_Problem requirements_
Every line with the string "this" should be gathered.

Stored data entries
════

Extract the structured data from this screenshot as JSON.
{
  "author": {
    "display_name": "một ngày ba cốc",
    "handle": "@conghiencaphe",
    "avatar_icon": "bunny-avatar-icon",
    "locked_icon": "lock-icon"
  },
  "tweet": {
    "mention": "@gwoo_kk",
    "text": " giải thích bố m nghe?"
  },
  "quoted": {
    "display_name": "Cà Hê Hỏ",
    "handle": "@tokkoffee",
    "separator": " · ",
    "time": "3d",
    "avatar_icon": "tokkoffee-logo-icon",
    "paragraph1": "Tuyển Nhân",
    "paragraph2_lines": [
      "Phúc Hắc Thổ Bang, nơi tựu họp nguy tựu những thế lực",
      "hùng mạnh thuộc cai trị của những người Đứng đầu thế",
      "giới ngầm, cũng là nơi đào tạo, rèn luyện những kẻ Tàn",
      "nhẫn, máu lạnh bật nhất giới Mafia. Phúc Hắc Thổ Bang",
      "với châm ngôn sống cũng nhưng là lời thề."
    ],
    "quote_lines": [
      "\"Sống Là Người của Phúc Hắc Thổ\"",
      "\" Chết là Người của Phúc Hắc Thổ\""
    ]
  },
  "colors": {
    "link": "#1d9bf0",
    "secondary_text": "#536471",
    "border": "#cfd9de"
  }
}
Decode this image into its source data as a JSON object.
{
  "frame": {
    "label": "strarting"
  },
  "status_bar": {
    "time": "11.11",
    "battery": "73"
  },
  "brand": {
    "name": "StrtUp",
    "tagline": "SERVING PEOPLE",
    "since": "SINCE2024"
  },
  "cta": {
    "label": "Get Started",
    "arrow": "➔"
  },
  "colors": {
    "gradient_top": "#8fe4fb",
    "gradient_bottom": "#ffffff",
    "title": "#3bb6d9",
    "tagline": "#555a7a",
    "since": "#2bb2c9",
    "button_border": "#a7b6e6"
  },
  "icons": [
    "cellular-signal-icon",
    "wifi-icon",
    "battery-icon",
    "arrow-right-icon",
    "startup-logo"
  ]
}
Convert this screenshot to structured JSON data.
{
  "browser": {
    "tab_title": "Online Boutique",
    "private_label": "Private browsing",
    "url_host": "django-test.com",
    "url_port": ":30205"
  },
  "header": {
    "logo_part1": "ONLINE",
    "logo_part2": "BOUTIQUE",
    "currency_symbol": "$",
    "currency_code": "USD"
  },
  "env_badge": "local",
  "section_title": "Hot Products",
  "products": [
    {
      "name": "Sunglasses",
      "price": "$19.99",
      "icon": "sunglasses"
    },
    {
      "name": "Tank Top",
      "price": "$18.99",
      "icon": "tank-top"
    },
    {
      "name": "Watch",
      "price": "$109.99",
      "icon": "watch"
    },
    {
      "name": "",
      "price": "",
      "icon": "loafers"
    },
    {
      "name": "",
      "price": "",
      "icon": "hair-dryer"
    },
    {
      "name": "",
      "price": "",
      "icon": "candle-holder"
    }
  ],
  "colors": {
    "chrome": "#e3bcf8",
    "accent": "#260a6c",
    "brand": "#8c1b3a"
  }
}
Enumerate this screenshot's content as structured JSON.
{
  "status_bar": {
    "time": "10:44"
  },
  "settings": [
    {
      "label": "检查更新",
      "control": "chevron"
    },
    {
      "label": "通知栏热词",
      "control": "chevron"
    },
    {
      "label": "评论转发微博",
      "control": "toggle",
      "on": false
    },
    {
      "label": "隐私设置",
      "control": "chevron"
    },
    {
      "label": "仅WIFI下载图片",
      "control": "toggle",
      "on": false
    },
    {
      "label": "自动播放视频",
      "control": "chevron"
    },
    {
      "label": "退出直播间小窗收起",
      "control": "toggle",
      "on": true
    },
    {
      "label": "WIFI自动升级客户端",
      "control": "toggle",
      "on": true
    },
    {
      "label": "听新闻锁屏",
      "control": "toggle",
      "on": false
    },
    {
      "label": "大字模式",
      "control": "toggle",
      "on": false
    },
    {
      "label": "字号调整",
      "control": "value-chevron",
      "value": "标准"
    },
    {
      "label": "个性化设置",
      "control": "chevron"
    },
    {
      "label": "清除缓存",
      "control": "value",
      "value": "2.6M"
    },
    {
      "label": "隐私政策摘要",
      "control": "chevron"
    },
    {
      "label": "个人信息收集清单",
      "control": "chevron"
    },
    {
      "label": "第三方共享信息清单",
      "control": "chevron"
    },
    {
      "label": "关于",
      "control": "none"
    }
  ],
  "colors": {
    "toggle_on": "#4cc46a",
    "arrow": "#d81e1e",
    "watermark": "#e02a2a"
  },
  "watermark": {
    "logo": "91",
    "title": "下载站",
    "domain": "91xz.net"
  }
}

════

_Reply_
Extract the structured data from this screenshot as JSON.
Decode this image into its source data as a JSON object.
Convert this screenshot to structured JSON data.
Enumerate this screenshot's content as structured JSON.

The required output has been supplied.